▸ The request
Return all lines in the material below that contain "Rotterdam".

▸ Supplied data
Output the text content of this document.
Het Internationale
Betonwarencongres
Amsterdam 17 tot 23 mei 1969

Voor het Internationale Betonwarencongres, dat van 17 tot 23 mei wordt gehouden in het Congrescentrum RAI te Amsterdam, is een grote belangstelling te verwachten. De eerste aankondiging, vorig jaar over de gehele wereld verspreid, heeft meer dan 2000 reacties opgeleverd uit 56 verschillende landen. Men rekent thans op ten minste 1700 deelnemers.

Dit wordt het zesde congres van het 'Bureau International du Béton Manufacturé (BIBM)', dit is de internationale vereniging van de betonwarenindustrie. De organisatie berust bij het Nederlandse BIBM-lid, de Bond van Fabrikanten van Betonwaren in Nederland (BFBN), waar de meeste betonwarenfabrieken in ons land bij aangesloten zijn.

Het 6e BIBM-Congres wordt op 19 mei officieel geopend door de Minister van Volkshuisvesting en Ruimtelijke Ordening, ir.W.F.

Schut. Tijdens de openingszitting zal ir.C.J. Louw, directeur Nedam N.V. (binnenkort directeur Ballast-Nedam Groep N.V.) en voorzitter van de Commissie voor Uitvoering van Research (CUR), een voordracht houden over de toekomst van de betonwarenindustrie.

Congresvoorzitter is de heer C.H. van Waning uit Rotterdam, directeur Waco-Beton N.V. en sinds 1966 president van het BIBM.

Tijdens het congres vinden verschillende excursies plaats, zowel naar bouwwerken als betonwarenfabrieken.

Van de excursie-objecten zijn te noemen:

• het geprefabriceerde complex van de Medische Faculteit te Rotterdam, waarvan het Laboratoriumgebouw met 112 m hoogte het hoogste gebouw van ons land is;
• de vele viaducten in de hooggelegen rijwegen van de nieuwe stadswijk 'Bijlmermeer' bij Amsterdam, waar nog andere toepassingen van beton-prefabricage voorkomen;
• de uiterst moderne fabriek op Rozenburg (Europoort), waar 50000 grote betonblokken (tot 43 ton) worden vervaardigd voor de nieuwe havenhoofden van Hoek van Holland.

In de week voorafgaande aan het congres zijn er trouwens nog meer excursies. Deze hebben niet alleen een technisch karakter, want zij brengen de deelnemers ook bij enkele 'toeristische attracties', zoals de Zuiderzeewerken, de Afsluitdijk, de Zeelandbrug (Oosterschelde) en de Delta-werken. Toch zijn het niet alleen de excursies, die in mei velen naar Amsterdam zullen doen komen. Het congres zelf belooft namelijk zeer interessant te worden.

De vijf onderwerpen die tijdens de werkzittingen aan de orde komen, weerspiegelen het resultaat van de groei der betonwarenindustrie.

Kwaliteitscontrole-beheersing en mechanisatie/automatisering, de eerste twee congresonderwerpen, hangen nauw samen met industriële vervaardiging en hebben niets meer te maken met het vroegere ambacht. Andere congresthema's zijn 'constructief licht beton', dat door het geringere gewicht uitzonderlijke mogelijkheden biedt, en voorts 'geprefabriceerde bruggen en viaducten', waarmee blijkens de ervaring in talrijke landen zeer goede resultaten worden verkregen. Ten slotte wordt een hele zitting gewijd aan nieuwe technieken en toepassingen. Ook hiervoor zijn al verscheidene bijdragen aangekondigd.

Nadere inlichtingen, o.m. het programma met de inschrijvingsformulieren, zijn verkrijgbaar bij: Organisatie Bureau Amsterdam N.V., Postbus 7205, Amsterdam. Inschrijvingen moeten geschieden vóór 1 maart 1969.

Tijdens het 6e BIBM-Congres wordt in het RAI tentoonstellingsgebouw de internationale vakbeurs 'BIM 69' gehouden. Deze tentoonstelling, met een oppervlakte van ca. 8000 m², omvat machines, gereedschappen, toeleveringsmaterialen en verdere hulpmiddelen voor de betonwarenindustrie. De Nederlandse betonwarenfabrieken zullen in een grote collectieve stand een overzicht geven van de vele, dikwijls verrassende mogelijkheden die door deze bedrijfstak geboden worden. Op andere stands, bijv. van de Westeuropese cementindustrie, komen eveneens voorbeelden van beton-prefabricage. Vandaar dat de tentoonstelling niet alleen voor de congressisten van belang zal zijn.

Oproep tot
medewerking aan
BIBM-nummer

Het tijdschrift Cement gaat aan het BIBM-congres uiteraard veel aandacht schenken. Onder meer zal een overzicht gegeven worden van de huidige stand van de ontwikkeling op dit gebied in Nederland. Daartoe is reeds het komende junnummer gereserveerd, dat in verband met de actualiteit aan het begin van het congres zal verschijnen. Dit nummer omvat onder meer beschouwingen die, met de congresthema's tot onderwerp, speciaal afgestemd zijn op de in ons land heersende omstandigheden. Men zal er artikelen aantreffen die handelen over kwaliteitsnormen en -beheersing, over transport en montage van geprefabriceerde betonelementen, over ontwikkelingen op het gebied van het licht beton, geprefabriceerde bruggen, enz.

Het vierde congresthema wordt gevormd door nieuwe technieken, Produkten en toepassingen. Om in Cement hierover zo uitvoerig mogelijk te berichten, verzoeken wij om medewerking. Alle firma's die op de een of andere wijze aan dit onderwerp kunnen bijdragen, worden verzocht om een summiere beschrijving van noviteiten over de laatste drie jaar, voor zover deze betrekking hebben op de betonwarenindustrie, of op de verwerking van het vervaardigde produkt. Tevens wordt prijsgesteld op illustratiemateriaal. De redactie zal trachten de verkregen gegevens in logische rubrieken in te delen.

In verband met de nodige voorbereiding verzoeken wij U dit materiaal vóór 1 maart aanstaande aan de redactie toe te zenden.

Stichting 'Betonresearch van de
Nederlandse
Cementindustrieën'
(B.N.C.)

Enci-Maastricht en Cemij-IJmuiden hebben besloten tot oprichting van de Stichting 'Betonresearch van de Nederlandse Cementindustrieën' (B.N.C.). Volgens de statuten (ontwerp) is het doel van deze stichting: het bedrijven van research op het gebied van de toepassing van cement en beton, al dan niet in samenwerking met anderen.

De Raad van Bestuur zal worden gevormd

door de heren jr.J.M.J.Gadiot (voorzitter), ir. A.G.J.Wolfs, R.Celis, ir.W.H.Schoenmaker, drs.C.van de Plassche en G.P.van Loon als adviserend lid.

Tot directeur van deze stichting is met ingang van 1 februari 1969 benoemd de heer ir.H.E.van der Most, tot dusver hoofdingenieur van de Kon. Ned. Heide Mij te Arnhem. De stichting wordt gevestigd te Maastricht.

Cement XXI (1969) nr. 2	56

▸ Task response
Congresvoorzitter is de heer C.H. van Waning uit Rotterdam, directeur Waco-Beton N.V. en sinds 1966 president van het BIBM.
• het geprefabriceerde complex van de Medische Faculteit te Rotterdam, waarvan het Laboratoriumgebouw met 112 m hoogte het hoogste gebouw van ons land is;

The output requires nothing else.